What is being asked :: Look through the data below. Show each line where the string "kelainan" occurs.

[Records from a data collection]
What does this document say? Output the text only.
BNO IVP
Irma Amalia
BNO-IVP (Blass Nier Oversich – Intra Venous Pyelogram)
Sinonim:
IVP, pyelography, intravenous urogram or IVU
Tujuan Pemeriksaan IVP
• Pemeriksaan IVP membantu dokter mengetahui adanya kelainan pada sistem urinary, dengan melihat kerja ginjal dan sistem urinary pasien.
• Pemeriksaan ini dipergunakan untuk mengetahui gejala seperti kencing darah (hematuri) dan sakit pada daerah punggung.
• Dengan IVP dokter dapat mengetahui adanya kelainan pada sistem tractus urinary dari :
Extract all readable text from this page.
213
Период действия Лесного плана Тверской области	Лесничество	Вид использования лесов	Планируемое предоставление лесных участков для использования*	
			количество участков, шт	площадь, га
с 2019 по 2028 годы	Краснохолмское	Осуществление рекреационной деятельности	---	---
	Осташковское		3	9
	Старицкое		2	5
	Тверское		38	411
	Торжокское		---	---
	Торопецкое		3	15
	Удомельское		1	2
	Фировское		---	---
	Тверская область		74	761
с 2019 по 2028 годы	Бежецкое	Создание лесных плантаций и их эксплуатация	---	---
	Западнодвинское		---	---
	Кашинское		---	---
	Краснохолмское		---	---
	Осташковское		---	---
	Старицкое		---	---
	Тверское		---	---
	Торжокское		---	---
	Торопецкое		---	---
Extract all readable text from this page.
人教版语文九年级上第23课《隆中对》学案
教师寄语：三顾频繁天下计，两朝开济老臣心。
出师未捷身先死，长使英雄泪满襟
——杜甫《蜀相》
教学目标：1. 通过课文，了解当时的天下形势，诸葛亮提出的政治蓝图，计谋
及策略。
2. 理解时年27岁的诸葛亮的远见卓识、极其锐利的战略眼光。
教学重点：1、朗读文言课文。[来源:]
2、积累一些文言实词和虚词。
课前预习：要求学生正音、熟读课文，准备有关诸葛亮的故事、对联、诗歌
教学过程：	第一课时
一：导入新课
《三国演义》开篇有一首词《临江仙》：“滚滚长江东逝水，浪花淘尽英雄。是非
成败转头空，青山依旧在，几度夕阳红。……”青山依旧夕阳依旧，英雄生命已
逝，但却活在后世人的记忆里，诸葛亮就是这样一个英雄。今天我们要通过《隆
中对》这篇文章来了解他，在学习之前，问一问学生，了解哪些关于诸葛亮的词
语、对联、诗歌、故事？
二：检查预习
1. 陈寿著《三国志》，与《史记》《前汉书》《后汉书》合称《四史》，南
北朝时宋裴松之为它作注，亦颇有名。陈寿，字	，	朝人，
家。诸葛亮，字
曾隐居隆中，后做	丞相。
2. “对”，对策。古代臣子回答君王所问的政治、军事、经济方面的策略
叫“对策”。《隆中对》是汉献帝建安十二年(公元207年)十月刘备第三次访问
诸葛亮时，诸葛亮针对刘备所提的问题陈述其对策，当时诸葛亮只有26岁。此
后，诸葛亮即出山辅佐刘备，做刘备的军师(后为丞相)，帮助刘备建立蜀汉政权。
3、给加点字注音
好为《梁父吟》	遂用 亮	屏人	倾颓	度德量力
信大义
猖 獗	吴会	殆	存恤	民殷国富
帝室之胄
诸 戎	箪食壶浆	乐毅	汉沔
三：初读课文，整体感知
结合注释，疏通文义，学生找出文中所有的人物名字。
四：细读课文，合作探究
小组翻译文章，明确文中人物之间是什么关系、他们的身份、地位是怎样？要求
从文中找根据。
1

Result for this exercise ::
• Pemeriksaan IVP membantu dokter mengetahui adanya kelainan pada sistem urinary, dengan melihat kerja ginjal dan sistem urinary pasien.
• Dengan IVP dokter dapat mengetahui adanya kelainan pada sistem tractus urinary dari :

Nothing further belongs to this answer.